Task objective: Copy out word for word the rows from the very first line through the line that contains "result-list-item: ✓I. Dünya", with that line included.

^^^^

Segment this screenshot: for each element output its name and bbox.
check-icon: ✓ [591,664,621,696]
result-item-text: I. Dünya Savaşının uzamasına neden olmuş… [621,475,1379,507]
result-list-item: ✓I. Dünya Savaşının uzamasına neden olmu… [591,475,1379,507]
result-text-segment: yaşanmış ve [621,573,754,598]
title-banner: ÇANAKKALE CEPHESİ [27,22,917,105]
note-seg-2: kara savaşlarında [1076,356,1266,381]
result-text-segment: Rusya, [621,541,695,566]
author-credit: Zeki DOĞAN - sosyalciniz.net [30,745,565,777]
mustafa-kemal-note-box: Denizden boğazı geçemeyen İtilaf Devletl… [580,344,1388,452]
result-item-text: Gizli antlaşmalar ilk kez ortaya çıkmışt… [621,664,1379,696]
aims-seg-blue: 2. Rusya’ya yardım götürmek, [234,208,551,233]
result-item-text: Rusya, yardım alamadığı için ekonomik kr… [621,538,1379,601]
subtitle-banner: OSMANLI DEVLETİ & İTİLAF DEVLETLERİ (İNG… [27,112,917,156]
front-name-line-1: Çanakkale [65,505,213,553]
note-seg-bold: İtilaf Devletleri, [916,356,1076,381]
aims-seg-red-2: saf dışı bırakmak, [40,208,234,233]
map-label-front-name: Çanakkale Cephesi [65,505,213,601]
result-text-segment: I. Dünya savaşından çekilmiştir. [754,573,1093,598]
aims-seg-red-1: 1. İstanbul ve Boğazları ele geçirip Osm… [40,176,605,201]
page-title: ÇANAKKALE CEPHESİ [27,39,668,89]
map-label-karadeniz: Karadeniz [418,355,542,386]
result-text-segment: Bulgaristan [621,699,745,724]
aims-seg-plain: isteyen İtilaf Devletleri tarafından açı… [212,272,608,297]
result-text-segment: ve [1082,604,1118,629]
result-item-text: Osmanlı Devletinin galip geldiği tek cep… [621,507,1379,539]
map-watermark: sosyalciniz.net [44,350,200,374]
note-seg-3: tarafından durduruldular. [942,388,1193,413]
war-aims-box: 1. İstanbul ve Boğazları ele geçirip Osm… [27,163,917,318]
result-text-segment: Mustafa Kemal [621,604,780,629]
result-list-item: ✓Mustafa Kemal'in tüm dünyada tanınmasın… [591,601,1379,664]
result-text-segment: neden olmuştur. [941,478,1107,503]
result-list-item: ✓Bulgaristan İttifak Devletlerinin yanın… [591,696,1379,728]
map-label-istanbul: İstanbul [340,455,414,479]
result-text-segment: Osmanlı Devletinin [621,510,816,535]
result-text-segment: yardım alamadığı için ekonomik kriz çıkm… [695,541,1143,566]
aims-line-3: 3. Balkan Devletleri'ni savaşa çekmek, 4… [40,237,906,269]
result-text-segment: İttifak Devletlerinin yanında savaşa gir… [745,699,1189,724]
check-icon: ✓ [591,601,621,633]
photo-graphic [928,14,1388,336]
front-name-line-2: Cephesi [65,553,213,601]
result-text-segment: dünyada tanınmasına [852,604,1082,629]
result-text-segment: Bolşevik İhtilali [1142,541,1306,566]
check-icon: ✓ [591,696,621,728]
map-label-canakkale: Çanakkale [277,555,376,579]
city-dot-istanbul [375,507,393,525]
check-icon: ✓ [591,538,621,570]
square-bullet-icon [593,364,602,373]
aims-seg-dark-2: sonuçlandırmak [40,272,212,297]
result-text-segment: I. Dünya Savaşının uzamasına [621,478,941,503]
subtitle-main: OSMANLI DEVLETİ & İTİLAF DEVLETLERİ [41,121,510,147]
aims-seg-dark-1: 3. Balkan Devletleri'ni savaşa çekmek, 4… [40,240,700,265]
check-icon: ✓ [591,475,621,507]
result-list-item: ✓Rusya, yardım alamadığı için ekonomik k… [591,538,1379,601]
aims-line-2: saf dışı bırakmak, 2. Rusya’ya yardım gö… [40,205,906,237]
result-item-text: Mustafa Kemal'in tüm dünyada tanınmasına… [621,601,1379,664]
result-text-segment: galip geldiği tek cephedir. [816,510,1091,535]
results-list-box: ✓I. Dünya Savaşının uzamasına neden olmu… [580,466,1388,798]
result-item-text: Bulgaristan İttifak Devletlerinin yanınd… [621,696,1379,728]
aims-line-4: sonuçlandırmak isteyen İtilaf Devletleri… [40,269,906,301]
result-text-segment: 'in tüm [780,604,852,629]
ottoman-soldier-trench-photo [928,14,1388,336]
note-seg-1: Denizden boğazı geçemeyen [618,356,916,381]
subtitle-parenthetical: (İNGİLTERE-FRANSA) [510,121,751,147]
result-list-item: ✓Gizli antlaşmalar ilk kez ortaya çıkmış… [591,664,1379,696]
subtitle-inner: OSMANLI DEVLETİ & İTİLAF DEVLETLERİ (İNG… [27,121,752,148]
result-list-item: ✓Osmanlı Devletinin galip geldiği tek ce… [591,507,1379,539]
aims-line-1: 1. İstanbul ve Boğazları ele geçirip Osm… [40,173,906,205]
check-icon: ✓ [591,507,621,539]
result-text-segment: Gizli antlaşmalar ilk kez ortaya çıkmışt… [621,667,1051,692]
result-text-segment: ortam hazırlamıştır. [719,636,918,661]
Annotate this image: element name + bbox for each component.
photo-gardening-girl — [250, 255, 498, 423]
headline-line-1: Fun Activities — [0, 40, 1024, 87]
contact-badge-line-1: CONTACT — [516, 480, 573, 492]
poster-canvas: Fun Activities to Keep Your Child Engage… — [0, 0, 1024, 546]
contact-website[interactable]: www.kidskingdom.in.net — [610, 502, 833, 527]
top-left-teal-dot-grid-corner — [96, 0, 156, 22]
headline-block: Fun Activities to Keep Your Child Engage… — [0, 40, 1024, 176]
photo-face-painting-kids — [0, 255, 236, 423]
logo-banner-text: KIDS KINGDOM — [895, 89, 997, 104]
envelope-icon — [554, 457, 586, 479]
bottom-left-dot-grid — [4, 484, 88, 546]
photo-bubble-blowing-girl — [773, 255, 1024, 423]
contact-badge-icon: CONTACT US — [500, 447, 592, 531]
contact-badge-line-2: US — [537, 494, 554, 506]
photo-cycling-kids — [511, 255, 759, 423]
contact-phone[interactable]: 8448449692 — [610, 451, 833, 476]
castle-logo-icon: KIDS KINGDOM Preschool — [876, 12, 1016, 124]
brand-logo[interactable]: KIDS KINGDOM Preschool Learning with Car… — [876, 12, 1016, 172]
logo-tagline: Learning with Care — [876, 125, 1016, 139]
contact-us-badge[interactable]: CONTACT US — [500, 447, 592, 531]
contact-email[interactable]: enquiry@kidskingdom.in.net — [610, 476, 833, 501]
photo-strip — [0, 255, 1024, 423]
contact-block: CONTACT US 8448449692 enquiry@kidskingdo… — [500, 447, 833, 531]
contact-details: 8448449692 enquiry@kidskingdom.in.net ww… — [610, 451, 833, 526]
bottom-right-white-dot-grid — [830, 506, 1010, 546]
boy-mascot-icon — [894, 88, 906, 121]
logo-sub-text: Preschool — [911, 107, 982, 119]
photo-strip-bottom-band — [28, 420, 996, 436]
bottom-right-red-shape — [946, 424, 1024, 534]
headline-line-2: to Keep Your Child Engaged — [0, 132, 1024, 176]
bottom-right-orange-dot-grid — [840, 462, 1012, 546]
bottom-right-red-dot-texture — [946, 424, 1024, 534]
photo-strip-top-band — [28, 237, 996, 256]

^^^^

Response for this exercise:
Segment this screenshot: for each element output its name and bbox.
check-icon: ✓ [591,664,621,696]
result-item-text: I. Dünya Savaşının uzamasına neden olmuş… [621,475,1379,507]
result-list-item: ✓I. Dünya Savaşının uzamasına neden olmu… [591,475,1379,507]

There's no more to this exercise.